• _Text for analysis_
========================================================================

I see this clearly in politics. People on opposite sides are often convinced they see reality plainly, while the other side is deluded. They cannot both be objectively right, yet each experiences their view as obvious and justified. If there is an underlying truth, it doesn’t live neatly inside either perspective.
A German tour guide once told me that many guides avoid concentration camps because they feel overwhelmed by what their ancestors did. When he asked his grandfather about the Holocaust, the response was a simple shrug. Perhaps he could not reconcile the two realities that he has lived in.
We usually adopt the reality of our group. It’s safer, easier, and socially rewarded. A few years ago, I gave up labels altogether. I now think of myself simply as another human being. I’ve found that surprisingly freeing.
Post 3 — Nov. 21, 2025
Existentialism and Choice
Here is my rough, practical take on existentialism.
Much of our behavior is automatic—shaped by biology, upbringing, culture, and habit. Existentialism asks us to interrupt that process and take responsibility for our choices. If we don’t, we experience existential anxiety. If we do, we experience anguish, because the responsibility is heavy and the outcomes uncertain.
There is no winning path. Suffering is part of the deal.
I don’t see existentialism as automatically hostile to religion. If one believes in a creator who does not intervene, the two can coexist. If one believes in an active metaphysical force directing outcomes, there is tension. One approach relies on faith; the other relies on personal responsibility.
I feel better when I make decisions based on my own reasoning rather than emotional habit. That doesn’t make life easy. It makes it honest.
I still feel conflicted about writing these posts. Intellectually, they seem worthwhile. Emotionally, they feel wrong. Psychology calls this cognitive dissonance, a discomfort that arises when we act against ingrained patterns. I’ve learned that if I tolerate that discomfort long enough, my emotions usually catch up to my behavior. When they do, life tends to improve.

========================================================================

• _Data excerpts_
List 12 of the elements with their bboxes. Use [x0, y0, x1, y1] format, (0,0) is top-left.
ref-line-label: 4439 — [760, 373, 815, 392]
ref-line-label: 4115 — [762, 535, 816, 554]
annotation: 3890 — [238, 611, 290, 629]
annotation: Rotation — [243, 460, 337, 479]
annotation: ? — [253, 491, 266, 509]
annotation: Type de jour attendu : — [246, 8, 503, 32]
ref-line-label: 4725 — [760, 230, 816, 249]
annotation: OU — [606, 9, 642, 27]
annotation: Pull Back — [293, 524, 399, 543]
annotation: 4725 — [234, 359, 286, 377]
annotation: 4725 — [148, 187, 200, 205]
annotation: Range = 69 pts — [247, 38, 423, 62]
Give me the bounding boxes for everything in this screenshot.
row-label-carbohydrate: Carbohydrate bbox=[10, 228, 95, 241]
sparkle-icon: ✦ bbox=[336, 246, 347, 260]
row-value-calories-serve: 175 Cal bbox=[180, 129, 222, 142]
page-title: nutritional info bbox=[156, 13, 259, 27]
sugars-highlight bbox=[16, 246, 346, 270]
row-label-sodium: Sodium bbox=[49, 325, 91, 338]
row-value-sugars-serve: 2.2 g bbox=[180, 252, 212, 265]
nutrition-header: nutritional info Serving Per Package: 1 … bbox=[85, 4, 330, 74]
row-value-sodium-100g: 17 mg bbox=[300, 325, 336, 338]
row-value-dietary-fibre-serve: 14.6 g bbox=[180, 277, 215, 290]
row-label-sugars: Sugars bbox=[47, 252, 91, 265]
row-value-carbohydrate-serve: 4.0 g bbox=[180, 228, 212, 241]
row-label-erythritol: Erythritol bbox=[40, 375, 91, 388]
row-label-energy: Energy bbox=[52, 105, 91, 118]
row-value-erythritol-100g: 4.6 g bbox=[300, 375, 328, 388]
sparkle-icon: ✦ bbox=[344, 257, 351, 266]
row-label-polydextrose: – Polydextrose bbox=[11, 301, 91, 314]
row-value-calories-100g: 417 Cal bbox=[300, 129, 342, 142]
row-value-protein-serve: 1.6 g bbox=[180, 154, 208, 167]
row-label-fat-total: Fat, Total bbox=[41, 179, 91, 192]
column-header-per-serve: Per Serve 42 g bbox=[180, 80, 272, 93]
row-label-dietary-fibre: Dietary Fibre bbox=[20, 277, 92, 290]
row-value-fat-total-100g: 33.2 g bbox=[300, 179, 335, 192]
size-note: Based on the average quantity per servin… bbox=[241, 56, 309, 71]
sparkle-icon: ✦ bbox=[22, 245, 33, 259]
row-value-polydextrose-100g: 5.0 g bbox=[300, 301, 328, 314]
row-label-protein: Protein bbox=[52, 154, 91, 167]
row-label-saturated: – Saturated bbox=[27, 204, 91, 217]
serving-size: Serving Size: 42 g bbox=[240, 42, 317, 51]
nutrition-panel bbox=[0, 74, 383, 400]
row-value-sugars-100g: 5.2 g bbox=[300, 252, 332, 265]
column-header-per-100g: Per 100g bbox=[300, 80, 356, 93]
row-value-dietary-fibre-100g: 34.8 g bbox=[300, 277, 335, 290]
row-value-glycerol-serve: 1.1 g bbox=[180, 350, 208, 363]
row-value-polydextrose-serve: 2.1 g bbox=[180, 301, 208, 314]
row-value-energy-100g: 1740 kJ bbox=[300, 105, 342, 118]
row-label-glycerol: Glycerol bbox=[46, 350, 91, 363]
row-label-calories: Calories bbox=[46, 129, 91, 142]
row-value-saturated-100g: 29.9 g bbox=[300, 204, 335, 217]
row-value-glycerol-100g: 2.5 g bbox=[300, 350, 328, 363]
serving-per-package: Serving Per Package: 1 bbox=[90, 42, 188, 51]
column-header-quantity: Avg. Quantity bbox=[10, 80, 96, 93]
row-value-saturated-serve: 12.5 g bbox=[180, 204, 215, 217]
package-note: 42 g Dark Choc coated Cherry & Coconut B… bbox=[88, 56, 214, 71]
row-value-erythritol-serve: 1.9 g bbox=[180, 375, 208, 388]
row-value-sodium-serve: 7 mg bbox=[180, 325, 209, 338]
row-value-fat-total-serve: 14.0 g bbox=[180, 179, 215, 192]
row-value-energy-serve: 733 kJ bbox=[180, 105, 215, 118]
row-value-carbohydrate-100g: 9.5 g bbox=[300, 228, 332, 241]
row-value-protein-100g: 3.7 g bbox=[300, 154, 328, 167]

========================================================================

• _Problem set_
(1) Please transcribe the blog text starting at "Post 3 — Nov." and ending at "of the deal.".
(2) Pick up the blog text after its final sentence and continue writing it.

• _Responses by item number_
(1)
Post 3 — Nov. 21, 2025
Existentialism and Choice
Here is my rough, practical take on existentialism.
Much of our behavior is automatic—shaped by biology, upbringing, culture, and habit. Existentialism asks us to interrupt that process and take responsibility for our choices. If we don’t, we experience existential anxiety. If we do, we experience anguish, because the responsibility is heavy and the outcomes uncertain.
There is no winning path. Suffering is part of the deal.

(2)
Existentialism is not truth. It’s a tool. For now, it works for me.
Post 2 — Nov. 10, 2025
A Working Theory of Life
I’ve always been interested in the “why” of life. The more I read and learned, the less certain I became.
After years in clinical psychology and decades of circling different philosophies, I returned—again—to existentialism in my 60s. It isn’t elegant. It isn’t comforting. But it helps me function.
At its core, existentialism treats life as something you are responsible for authoring. Imagine your life as a book. If the next chapters look familiar and unsatisfying, you can keep writing them—or you can change direction. That choice is difficult, and it comes with consequences either way.
Existentialism rose to prominence after World War II, when faith in simple answers collapsed under the weight of the Holocaust and nuclear weapons. It makes sense to me that people turned inward at that point.
In the next post, I focused on the aspects of existentialism that actually affect how I live.
Post 1
Who Am I?
I am one human among billions on a small planet in a vast universe. I have no cosmic importance. I do, however, have importance in my own life—and that is where my attention lies.
I was born Jewish in New York and grew up with a learning disability that made reading difficult and memory unreliable. Much of the advice that worked for others didn’t work for me. I often felt out of sync with the world around me.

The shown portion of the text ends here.